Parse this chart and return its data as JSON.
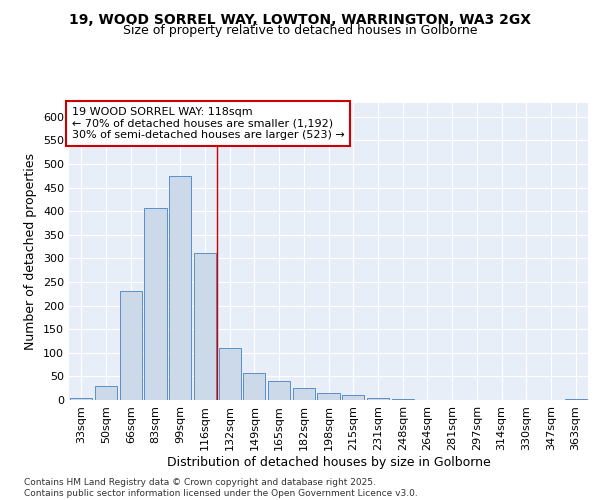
{
  "title_line1": "19, WOOD SORREL WAY, LOWTON, WARRINGTON, WA3 2GX",
  "title_line2": "Size of property relative to detached houses in Golborne",
  "xlabel": "Distribution of detached houses by size in Golborne",
  "ylabel": "Number of detached properties",
  "bar_labels": [
    "33sqm",
    "50sqm",
    "66sqm",
    "83sqm",
    "99sqm",
    "116sqm",
    "132sqm",
    "149sqm",
    "165sqm",
    "182sqm",
    "198sqm",
    "215sqm",
    "231sqm",
    "248sqm",
    "264sqm",
    "281sqm",
    "297sqm",
    "314sqm",
    "330sqm",
    "347sqm",
    "363sqm"
  ],
  "bar_values": [
    5,
    30,
    230,
    406,
    475,
    312,
    110,
    57,
    40,
    25,
    14,
    10,
    5,
    3,
    1,
    1,
    1,
    1,
    1,
    1,
    2
  ],
  "bar_color": "#ccd9e8",
  "bar_edge_color": "#5b8fc9",
  "vline_x": 5.5,
  "vline_color": "#cc0000",
  "annotation_text": "19 WOOD SORREL WAY: 118sqm\n← 70% of detached houses are smaller (1,192)\n30% of semi-detached houses are larger (523) →",
  "annotation_box_color": "white",
  "annotation_box_edge_color": "#cc0000",
  "ylim": [
    0,
    630
  ],
  "yticks": [
    0,
    50,
    100,
    150,
    200,
    250,
    300,
    350,
    400,
    450,
    500,
    550,
    600
  ],
  "background_color": "#e8eef8",
  "grid_color": "white",
  "footer_text": "Contains HM Land Registry data © Crown copyright and database right 2025.\nContains public sector information licensed under the Open Government Licence v3.0.",
  "title_fontsize": 10,
  "subtitle_fontsize": 9,
  "axis_label_fontsize": 9,
  "tick_fontsize": 8,
  "annotation_fontsize": 8,
  "footer_fontsize": 6.5
}
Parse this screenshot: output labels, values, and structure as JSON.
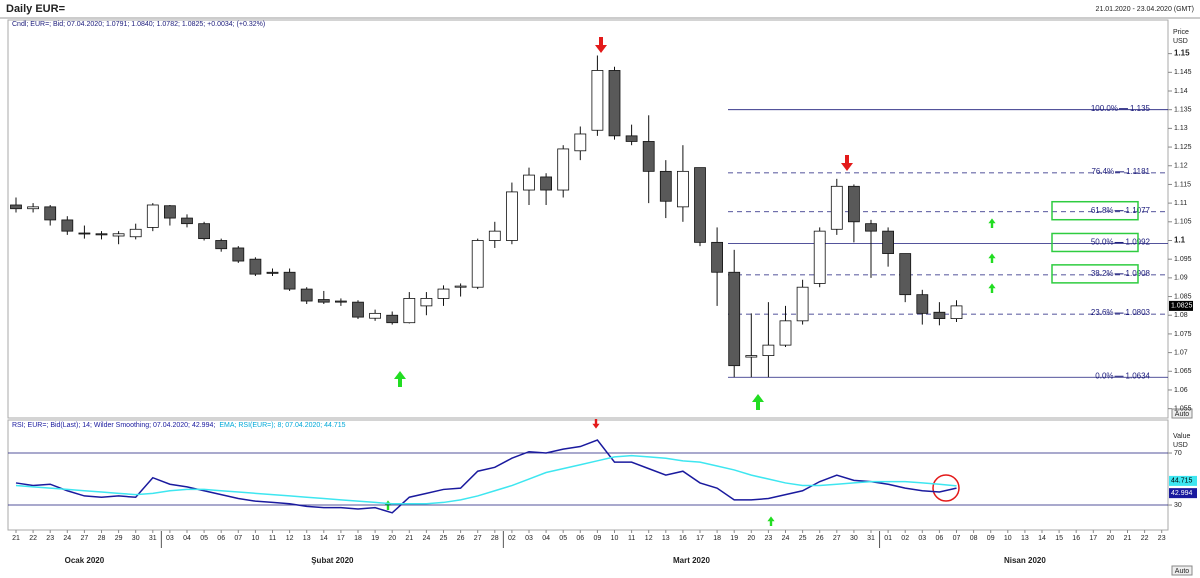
{
  "header": {
    "title": "Daily EUR=",
    "range": "21.01.2020 - 23.04.2020 (GMT)",
    "auto": "Auto"
  },
  "chart_data": [
    {
      "type": "candlestick",
      "info": "Cndl; EUR=; Bid; 07.04.2020; 1.0791; 1.0840; 1.0782; 1.0825; +0.0034; (+0.32%)",
      "y_label": [
        "Price",
        "USD"
      ],
      "categories": [
        "21",
        "22",
        "23",
        "24",
        "27",
        "28",
        "29",
        "30",
        "31",
        "03",
        "04",
        "05",
        "06",
        "07",
        "10",
        "11",
        "12",
        "13",
        "14",
        "17",
        "18",
        "19",
        "20",
        "21",
        "24",
        "25",
        "26",
        "27",
        "28",
        "02",
        "03",
        "04",
        "05",
        "06",
        "09",
        "10",
        "11",
        "12",
        "13",
        "16",
        "17",
        "18",
        "19",
        "20",
        "23",
        "24",
        "25",
        "26",
        "27",
        "30",
        "31",
        "01",
        "02",
        "03",
        "06",
        "07",
        "08",
        "09",
        "10",
        "13",
        "14",
        "15",
        "16",
        "17",
        "20",
        "21",
        "22",
        "23"
      ],
      "months": [
        "Ocak 2020",
        "Şubat 2020",
        "Mart 2020",
        "Nisan 2020"
      ],
      "open": [
        1.1095,
        1.1085,
        1.109,
        1.1055,
        1.102,
        1.1018,
        1.1012,
        1.101,
        1.1035,
        1.1093,
        1.106,
        1.1045,
        1.1,
        1.098,
        1.095,
        1.0915,
        1.0915,
        1.087,
        1.0842,
        1.0838,
        1.0835,
        1.0792,
        1.08,
        1.078,
        1.0825,
        1.0845,
        1.0875,
        1.0875,
        1.1,
        1.1,
        1.1135,
        1.117,
        1.1135,
        1.124,
        1.1295,
        1.1455,
        1.128,
        1.1265,
        1.1185,
        1.109,
        1.1195,
        1.0995,
        1.0915,
        1.0688,
        1.0692,
        1.072,
        1.0785,
        1.0885,
        1.103,
        1.1145,
        1.1045,
        1.1025,
        1.0965,
        1.0855,
        1.0808,
        1.0791,
        null,
        null,
        null,
        null,
        null,
        null,
        null,
        null,
        null,
        null,
        null,
        null
      ],
      "high": [
        1.1115,
        1.11,
        1.1095,
        1.1065,
        1.104,
        1.1025,
        1.1025,
        1.1045,
        1.11,
        1.1095,
        1.107,
        1.105,
        1.1005,
        1.0985,
        1.0955,
        1.0925,
        1.0925,
        1.0875,
        1.0865,
        1.0845,
        1.084,
        1.0815,
        1.081,
        1.0862,
        1.0862,
        1.088,
        1.0885,
        1.1005,
        1.105,
        1.1155,
        1.1195,
        1.118,
        1.1255,
        1.1305,
        1.1495,
        1.1465,
        1.131,
        1.1335,
        1.1215,
        1.1255,
        1.1195,
        1.1035,
        1.0975,
        1.0805,
        1.0835,
        1.0825,
        1.0895,
        1.1035,
        1.1165,
        1.115,
        1.1055,
        1.1035,
        1.0965,
        1.0868,
        1.0835,
        1.084,
        null,
        null,
        null,
        null,
        null,
        null,
        null,
        null,
        null,
        null,
        null,
        null
      ],
      "low": [
        1.1075,
        1.1075,
        1.104,
        1.1015,
        1.1005,
        1.1003,
        1.099,
        1.1003,
        1.1025,
        1.104,
        1.1035,
        1.1,
        1.097,
        1.094,
        1.0905,
        1.0905,
        1.0865,
        1.083,
        1.083,
        1.0825,
        1.079,
        1.0785,
        1.0775,
        1.0778,
        1.08,
        1.0825,
        1.085,
        1.087,
        1.098,
        1.099,
        1.1095,
        1.1095,
        1.1115,
        1.1215,
        1.128,
        1.127,
        1.1255,
        1.11,
        1.106,
        1.105,
        1.0985,
        1.0825,
        1.0634,
        1.0634,
        1.0634,
        1.0715,
        1.0775,
        1.0875,
        1.1015,
        1.0995,
        1.09,
        1.093,
        1.0835,
        1.0775,
        1.0773,
        1.0782,
        null,
        null,
        null,
        null,
        null,
        null,
        null,
        null,
        null,
        null,
        null,
        null
      ],
      "close": [
        1.1085,
        1.109,
        1.1055,
        1.1025,
        1.1018,
        1.1015,
        1.1018,
        1.103,
        1.1095,
        1.106,
        1.1045,
        1.1005,
        1.0978,
        1.0945,
        1.091,
        1.0912,
        1.087,
        1.0838,
        1.0835,
        1.0835,
        1.0795,
        1.0805,
        1.078,
        1.0845,
        1.0845,
        1.087,
        1.0878,
        1.1,
        1.1025,
        1.113,
        1.1175,
        1.1135,
        1.1245,
        1.1285,
        1.1455,
        1.128,
        1.1265,
        1.1185,
        1.1105,
        1.1185,
        1.0995,
        1.0915,
        1.0665,
        1.0692,
        1.072,
        1.0785,
        1.0875,
        1.1025,
        1.1145,
        1.105,
        1.1025,
        1.0965,
        1.0855,
        1.0805,
        1.0791,
        1.0825,
        null,
        null,
        null,
        null,
        null,
        null,
        null,
        null,
        null,
        null,
        null,
        null
      ],
      "up_color": "#ffffff",
      "down_color": "#595959",
      "ylim": [
        1.0525,
        1.159
      ],
      "yticks": [
        1.055,
        1.06,
        1.065,
        1.07,
        1.075,
        1.08,
        1.085,
        1.09,
        1.095,
        1.1,
        1.105,
        1.11,
        1.115,
        1.12,
        1.125,
        1.13,
        1.135,
        1.14,
        1.145,
        1.15
      ],
      "fibonacci": [
        {
          "label": "100.0%",
          "value": 1.135,
          "style": "solid",
          "boxed": false
        },
        {
          "label": "76.4%",
          "value": 1.1181,
          "style": "dashed",
          "boxed": false
        },
        {
          "label": "61.8%",
          "value": 1.1077,
          "style": "dashed",
          "boxed": true
        },
        {
          "label": "50.0%",
          "value": 1.0992,
          "style": "solid",
          "boxed": true
        },
        {
          "label": "38.2%",
          "value": 1.0908,
          "style": "dashed",
          "boxed": true
        },
        {
          "label": "23.6%",
          "value": 1.0803,
          "style": "dashed",
          "boxed": false
        },
        {
          "label": "0.0%",
          "value": 1.0634,
          "style": "solid",
          "boxed": false
        }
      ],
      "fib_color": "#1a1a7a"
    },
    {
      "type": "line",
      "y_label": [
        "Value",
        "USD"
      ],
      "series": [
        {
          "name": "RSI; EUR=; Bid(Last); 14; Wilder Smoothing; 07.04.2020; 42.994;",
          "color": "#1a1a9e",
          "values": [
            47,
            45,
            46,
            41,
            37,
            36,
            37,
            36,
            51,
            46,
            44,
            41,
            38,
            35,
            33,
            32,
            31,
            29,
            28,
            28,
            27,
            28,
            24,
            36,
            39,
            42,
            43,
            56,
            59,
            66,
            71,
            70,
            73,
            75,
            80,
            63,
            63,
            58,
            53,
            56,
            47,
            43,
            34,
            34,
            35,
            38,
            41,
            48,
            53,
            49,
            48,
            46,
            43,
            41,
            40,
            42.994,
            null,
            null,
            null,
            null,
            null,
            null,
            null,
            null,
            null,
            null,
            null,
            null
          ]
        },
        {
          "name": "EMA; RSI(EUR=); 8; 07.04.2020; 44.715",
          "color": "#3ee6f0",
          "values": [
            45,
            44,
            43,
            42,
            41,
            40,
            39,
            38,
            39,
            41,
            42,
            42,
            41,
            40,
            39,
            38,
            37,
            36,
            35,
            34,
            33,
            32,
            31,
            31,
            31,
            32,
            34,
            37,
            41,
            45,
            50,
            55,
            58,
            61,
            64,
            67,
            68,
            67,
            66,
            64,
            63,
            60,
            57,
            53,
            50,
            47,
            45,
            45,
            46,
            47,
            48,
            48,
            48,
            47,
            46,
            44.715,
            null,
            null,
            null,
            null,
            null,
            null,
            null,
            null,
            null,
            null,
            null,
            null
          ]
        }
      ],
      "ylim": [
        10.8,
        95.4
      ],
      "yticks": [
        30,
        70
      ],
      "levels": [
        70,
        30
      ]
    }
  ]
}
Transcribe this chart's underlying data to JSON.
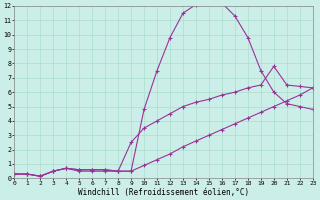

▸ To be done
Track down every line of the material containing the string "detached", and copy it.

▸ Result below
  "title_line2": "Size of property relative to detached houses in Golborne",
  "xlabel": "Distribution of detached houses by size in Golborne",
  "ylabel": "Number of detached properties",
  "annotation_text": "19 WOOD SORREL WAY: 118sqm\n← 70% of detached houses are smaller (1,192)\n30% of semi-detached houses are larger (523) →",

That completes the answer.